### GIVEN INSTRUCTION
Tally every line of the material that includes "title", then give the tally and nothing else.

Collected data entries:

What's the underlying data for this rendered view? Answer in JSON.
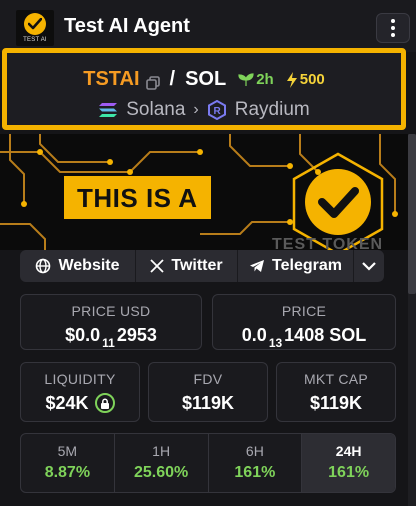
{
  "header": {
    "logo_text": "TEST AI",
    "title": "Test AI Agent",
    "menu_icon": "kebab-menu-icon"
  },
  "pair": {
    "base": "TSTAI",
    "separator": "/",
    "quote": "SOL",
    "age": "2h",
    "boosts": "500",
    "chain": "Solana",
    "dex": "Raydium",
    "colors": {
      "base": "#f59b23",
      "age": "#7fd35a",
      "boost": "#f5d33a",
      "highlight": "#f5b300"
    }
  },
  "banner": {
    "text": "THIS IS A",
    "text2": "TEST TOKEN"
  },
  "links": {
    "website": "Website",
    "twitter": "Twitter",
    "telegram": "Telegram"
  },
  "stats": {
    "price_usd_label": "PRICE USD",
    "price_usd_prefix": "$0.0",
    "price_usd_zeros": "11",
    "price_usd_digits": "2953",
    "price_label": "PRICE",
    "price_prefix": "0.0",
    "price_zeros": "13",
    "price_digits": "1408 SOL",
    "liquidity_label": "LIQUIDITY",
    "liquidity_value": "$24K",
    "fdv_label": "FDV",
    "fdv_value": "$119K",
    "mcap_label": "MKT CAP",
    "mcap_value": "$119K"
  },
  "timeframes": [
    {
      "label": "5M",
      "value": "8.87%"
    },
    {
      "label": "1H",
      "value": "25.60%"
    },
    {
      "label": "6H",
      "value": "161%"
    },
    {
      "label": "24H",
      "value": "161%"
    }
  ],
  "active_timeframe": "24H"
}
---
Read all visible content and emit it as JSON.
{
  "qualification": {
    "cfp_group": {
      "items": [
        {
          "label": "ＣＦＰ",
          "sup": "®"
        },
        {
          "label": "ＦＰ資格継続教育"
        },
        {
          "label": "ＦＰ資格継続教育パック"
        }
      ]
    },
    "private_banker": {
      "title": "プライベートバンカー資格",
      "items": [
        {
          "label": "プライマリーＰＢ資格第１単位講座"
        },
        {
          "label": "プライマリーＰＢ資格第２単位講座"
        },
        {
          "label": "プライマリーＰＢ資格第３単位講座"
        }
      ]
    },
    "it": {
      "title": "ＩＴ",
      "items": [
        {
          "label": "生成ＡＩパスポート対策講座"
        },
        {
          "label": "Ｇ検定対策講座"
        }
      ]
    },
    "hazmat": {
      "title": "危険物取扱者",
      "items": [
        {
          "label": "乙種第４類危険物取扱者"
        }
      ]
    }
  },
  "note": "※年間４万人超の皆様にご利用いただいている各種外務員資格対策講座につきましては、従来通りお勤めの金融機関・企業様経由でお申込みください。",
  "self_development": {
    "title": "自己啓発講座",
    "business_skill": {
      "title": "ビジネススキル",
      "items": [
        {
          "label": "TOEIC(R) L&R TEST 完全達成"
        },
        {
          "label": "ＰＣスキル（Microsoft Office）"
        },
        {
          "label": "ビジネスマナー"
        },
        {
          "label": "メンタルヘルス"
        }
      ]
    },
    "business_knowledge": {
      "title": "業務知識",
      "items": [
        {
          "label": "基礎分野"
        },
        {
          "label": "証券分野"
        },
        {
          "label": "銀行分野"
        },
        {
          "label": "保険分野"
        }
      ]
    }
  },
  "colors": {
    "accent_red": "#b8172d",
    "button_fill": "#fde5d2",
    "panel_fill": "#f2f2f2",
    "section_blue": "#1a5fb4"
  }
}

### WRITTEN SOLUTION
7